THE TASK:
Pick out the lines below with "text" and list them.
Begin PROVIDED ENTRIES
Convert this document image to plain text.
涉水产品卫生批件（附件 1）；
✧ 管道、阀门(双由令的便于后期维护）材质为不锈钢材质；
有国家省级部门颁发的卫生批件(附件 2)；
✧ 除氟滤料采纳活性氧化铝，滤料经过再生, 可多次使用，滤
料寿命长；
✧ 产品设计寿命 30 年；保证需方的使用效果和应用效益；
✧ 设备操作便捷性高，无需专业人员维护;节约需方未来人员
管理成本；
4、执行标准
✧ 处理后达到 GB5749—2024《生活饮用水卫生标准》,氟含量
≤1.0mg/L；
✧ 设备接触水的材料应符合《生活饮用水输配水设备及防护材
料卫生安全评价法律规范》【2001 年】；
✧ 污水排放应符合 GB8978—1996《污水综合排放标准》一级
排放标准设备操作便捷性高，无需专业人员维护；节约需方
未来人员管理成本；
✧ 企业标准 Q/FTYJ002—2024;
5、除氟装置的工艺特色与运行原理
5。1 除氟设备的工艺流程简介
End PROVIDED ENTRIES
Begin PROVIDED ENTRIES
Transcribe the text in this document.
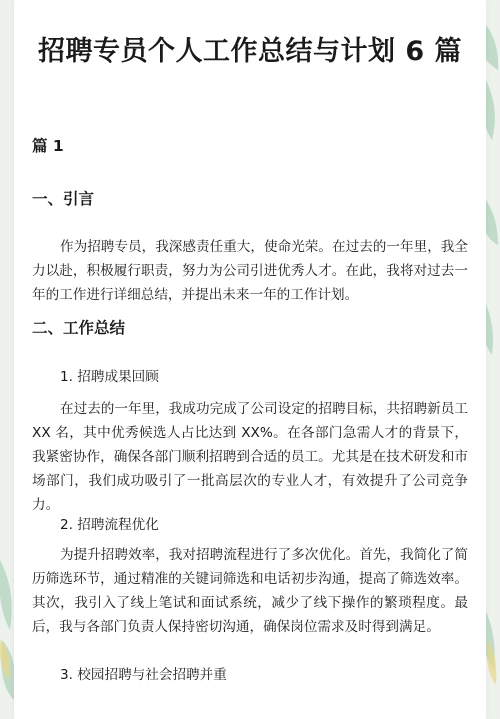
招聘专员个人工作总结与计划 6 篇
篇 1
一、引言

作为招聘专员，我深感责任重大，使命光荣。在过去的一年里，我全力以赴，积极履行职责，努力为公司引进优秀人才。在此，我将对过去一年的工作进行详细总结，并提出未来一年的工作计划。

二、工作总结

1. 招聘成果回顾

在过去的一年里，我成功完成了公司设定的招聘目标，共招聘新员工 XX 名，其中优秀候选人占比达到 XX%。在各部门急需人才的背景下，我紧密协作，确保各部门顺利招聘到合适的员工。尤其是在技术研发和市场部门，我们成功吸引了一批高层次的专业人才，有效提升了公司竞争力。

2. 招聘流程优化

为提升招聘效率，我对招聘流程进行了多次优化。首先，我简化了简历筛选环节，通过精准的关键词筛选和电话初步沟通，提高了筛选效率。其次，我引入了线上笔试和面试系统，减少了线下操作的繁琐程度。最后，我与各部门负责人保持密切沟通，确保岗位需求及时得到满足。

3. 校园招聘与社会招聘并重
End PROVIDED ENTRIES
FINAL RESULT:
Convert this document image to plain text.
Transcribe the text in this document.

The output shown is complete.